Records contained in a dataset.
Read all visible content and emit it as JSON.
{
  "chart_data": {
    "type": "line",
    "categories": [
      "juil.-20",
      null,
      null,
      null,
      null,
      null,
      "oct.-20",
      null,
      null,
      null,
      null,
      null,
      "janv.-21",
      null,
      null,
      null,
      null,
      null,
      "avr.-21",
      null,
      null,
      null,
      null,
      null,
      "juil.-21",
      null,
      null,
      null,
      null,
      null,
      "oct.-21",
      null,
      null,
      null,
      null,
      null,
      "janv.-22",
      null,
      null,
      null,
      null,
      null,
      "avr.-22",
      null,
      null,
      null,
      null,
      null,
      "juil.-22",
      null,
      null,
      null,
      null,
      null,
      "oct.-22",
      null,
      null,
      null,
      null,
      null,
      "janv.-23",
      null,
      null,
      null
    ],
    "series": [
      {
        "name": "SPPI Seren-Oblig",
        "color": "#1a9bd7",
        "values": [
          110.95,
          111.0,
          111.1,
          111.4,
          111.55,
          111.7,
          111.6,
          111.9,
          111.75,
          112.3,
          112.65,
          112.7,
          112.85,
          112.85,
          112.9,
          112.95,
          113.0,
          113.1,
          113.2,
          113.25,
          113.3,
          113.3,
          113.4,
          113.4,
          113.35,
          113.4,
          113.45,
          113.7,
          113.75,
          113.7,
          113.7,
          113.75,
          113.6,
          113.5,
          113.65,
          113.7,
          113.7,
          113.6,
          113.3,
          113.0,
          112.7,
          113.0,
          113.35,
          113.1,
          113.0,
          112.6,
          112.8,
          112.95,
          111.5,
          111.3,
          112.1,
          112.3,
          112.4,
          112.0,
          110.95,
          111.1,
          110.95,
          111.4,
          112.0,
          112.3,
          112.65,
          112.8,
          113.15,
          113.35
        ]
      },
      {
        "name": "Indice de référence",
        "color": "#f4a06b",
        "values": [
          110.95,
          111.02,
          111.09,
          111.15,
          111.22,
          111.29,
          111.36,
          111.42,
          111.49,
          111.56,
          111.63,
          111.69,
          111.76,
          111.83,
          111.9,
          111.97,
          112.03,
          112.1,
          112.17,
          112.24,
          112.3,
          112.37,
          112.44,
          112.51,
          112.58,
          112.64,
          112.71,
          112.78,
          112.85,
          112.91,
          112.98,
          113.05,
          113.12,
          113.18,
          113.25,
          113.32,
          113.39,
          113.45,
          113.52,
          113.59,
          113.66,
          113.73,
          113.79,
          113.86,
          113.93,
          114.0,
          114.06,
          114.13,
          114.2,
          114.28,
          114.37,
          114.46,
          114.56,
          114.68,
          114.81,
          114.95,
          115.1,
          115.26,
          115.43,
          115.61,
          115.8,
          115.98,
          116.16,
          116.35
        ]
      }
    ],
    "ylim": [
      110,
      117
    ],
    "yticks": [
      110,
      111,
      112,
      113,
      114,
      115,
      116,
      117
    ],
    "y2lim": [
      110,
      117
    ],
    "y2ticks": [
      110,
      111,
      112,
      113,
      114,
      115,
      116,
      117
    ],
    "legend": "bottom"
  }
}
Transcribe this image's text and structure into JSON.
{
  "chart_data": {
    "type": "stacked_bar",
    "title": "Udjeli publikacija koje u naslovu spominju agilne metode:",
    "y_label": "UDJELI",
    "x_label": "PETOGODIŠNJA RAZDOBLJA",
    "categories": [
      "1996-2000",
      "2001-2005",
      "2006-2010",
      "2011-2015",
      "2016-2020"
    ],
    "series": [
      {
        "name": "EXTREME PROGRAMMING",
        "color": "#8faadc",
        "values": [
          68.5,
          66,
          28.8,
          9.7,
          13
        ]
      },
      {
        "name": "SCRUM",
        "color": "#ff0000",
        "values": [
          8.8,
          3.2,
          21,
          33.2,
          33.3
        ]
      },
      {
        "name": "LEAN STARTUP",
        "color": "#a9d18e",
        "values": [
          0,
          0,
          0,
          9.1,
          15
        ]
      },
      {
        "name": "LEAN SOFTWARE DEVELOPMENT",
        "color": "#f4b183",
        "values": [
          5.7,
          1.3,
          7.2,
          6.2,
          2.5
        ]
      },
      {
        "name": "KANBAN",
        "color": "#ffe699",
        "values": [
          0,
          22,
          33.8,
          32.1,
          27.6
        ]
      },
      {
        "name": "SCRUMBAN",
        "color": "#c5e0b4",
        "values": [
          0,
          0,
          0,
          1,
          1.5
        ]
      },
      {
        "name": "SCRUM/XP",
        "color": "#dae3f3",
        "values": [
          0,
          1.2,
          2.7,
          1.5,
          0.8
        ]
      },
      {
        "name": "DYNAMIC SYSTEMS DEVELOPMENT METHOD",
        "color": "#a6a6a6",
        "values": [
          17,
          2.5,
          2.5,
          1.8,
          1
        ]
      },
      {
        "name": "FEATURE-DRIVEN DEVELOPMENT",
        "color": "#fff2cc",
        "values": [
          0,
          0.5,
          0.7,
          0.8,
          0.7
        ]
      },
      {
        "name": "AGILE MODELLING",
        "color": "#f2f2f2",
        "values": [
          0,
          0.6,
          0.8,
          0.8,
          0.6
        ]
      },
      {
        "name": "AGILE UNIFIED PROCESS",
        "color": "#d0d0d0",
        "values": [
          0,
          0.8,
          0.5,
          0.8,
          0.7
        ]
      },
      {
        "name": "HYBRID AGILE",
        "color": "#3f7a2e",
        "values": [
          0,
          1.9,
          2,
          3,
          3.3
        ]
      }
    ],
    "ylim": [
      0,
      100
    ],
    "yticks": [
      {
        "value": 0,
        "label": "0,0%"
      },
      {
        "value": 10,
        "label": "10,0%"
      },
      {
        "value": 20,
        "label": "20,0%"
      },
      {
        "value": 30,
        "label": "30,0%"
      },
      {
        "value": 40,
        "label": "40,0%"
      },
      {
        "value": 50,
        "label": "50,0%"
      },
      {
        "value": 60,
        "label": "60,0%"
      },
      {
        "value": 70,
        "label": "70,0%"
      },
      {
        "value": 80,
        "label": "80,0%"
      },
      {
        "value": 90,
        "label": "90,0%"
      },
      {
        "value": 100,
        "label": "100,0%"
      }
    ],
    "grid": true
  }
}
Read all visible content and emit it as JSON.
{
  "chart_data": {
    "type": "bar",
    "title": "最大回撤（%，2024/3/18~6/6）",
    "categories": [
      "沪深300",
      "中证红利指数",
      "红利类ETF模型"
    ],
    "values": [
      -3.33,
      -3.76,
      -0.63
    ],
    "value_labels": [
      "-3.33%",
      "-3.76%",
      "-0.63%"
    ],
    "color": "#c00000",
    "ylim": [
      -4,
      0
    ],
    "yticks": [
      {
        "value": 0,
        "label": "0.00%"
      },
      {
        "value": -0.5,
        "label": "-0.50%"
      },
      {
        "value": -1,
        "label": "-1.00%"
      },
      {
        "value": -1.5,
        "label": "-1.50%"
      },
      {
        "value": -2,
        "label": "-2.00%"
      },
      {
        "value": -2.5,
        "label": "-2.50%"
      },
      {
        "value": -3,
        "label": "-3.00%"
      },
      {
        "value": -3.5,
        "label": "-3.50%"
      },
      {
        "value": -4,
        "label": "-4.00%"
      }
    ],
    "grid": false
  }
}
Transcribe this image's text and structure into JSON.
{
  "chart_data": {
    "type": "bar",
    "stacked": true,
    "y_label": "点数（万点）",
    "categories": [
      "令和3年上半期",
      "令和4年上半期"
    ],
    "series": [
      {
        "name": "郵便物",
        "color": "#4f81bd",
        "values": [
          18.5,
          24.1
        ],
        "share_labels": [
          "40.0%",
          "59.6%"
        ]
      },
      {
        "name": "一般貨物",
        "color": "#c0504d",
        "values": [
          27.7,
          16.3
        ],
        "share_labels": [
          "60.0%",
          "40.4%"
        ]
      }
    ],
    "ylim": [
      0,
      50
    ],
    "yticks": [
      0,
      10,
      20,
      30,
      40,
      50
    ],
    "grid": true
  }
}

Written instruction.
Where a line of the entries contains the word "AGILE", copy that line.

Worked solution.
        "name": "AGILE MODELLING",
        "name": "AGILE UNIFIED PROCESS",
        "name": "HYBRID AGILE",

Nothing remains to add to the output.